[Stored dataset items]
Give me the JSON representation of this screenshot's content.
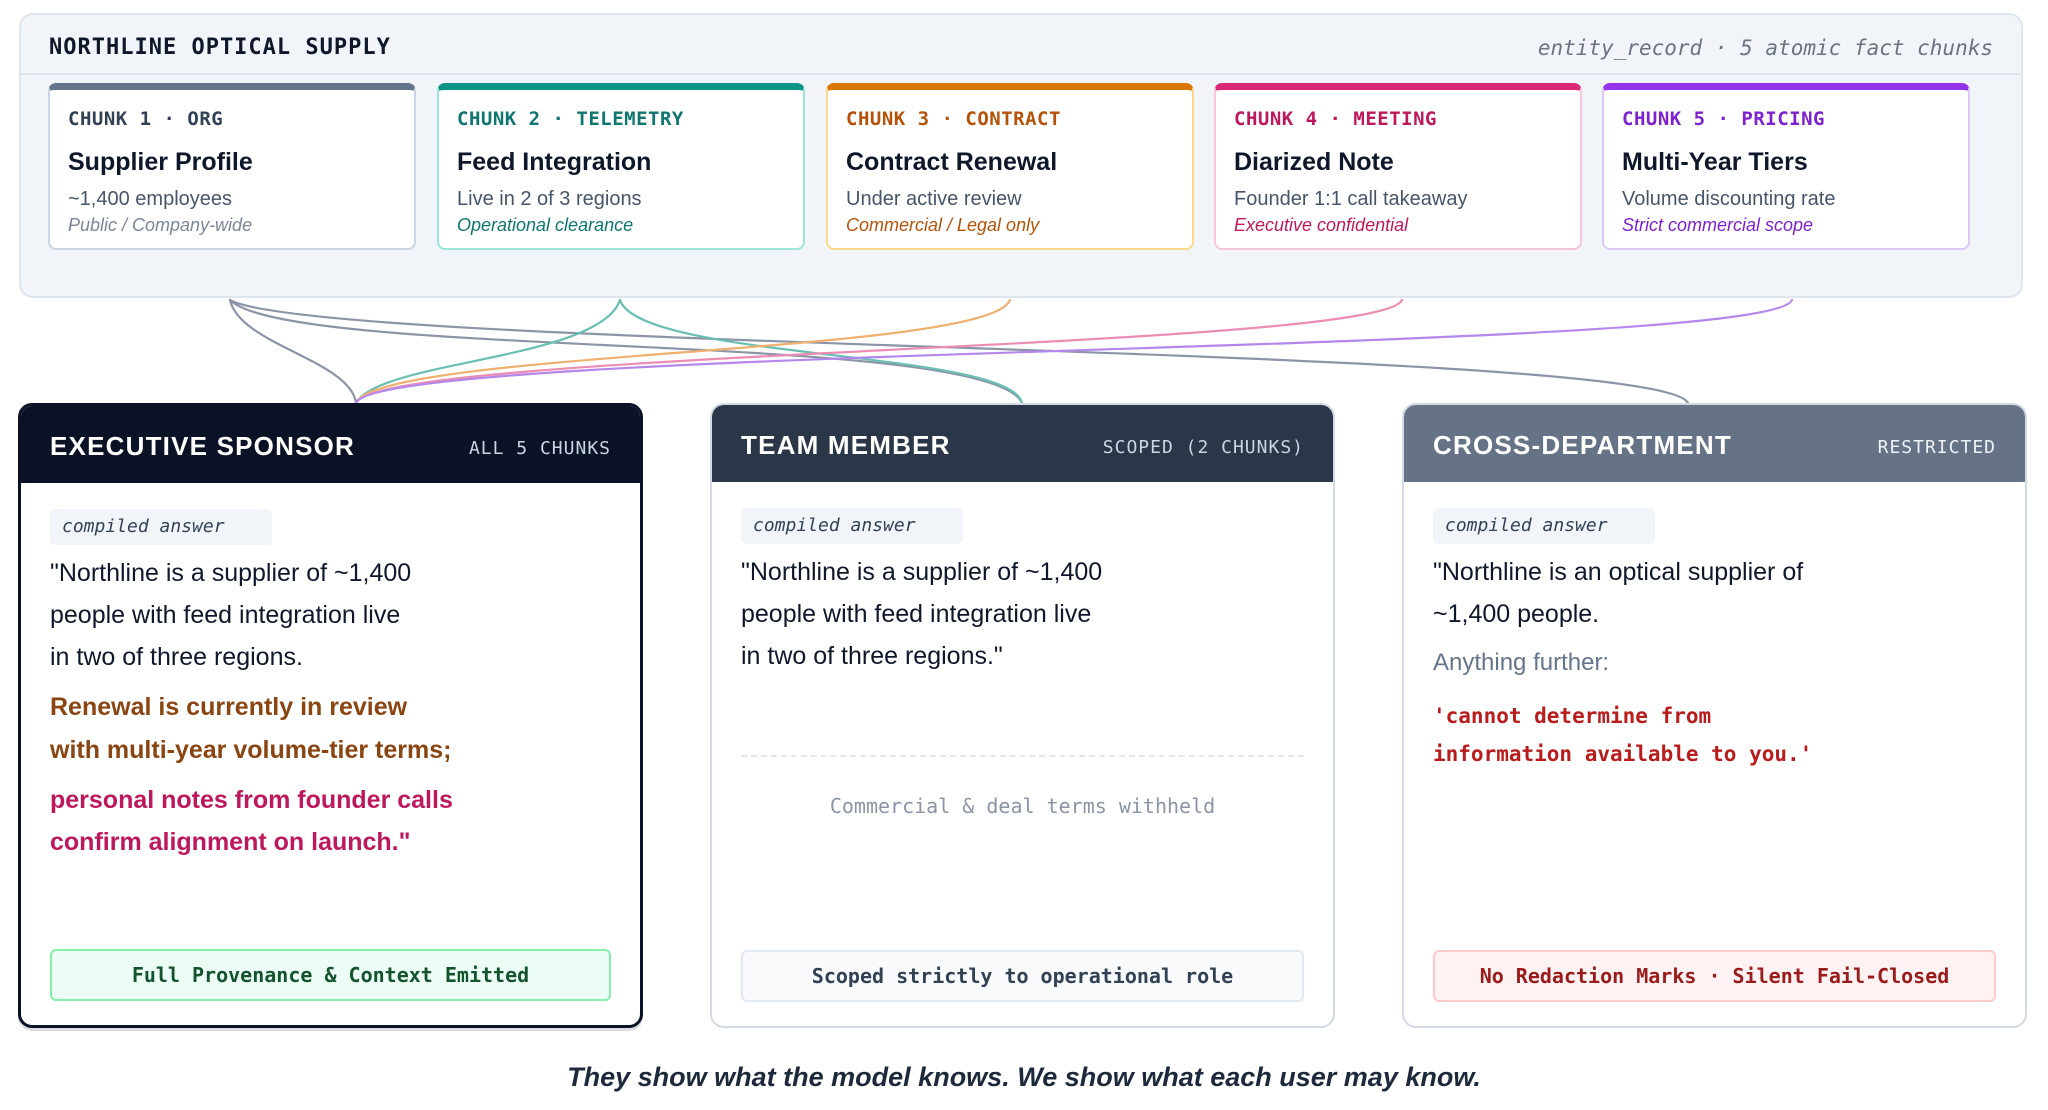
{
  "record": {
    "title": "NORTHLINE OPTICAL SUPPLY",
    "meta": "entity_record · 5 atomic fact chunks"
  },
  "chunks": [
    {
      "tag": "CHUNK 1 · ORG",
      "title": "Supplier Profile",
      "desc": "~1,400 employees",
      "scope": "Public / Company-wide",
      "accent": "#64748b",
      "tag_color": "#334155",
      "scope_color": "#7b8596",
      "border_color": "#cbd5e1"
    },
    {
      "tag": "CHUNK 2 · TELEMETRY",
      "title": "Feed Integration",
      "desc": "Live in 2 of 3 regions",
      "scope": "Operational clearance",
      "accent": "#0d9488",
      "tag_color": "#0f766e",
      "scope_color": "#0f766e",
      "border_color": "#99e6d8"
    },
    {
      "tag": "CHUNK 3 · CONTRACT",
      "title": "Contract Renewal",
      "desc": "Under active review",
      "scope": "Commercial / Legal only",
      "accent": "#d97706",
      "tag_color": "#b45309",
      "scope_color": "#b45309",
      "border_color": "#fcd989"
    },
    {
      "tag": "CHUNK 4 · MEETING",
      "title": "Diarized Note",
      "desc": "Founder 1:1 call takeaway",
      "scope": "Executive confidential",
      "accent": "#db2777",
      "tag_color": "#be185d",
      "scope_color": "#be185d",
      "border_color": "#f6c6dc"
    },
    {
      "tag": "CHUNK 5 · PRICING",
      "title": "Multi-Year Tiers",
      "desc": "Volume discounting rate",
      "scope": "Strict commercial scope",
      "accent": "#9333ea",
      "tag_color": "#7e22ce",
      "scope_color": "#7e22ce",
      "border_color": "#dcc8f5"
    }
  ],
  "roles": {
    "executive": {
      "title": "EXECUTIVE SPONSOR",
      "badge": "ALL 5 CHUNKS",
      "label": "compiled answer",
      "answer_lines": [
        "\"Northline is a supplier of ~1,400",
        "people with feed integration live",
        "in two of three regions."
      ],
      "contract_lines": [
        "Renewal is currently in review",
        "with multi-year volume-tier terms;"
      ],
      "meeting_lines": [
        "personal notes from founder calls",
        "confirm alignment on launch.\""
      ],
      "footer": "Full Provenance & Context Emitted",
      "header_color": "#0b1226"
    },
    "team": {
      "title": "TEAM MEMBER",
      "badge": "SCOPED (2 CHUNKS)",
      "label": "compiled answer",
      "answer_lines": [
        "\"Northline is a supplier of ~1,400",
        "people with feed integration live",
        "in two of three regions.\""
      ],
      "withheld": "Commercial & deal terms withheld",
      "footer": "Scoped strictly to operational role",
      "header_color": "#2b3648"
    },
    "cross": {
      "title": "CROSS-DEPARTMENT",
      "badge": "RESTRICTED",
      "label": "compiled answer",
      "answer_lines": [
        "\"Northline is an optical supplier of",
        "~1,400 people."
      ],
      "further": "Anything further:",
      "denied_lines": [
        "'cannot determine from",
        "information available to you.'"
      ],
      "footer": "No Redaction Marks · Silent Fail-Closed",
      "header_color": "#667387"
    }
  },
  "tagline": "They show what the model knows. We show what each user may know."
}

**Task objective**
Copy every line above in which the string "footer" shows up.

**Result below**
      "footer": "Full Provenance & Context Emitted",
      "footer": "Scoped strictly to operational role",
      "footer": "No Redaction Marks · Silent Fail-Closed",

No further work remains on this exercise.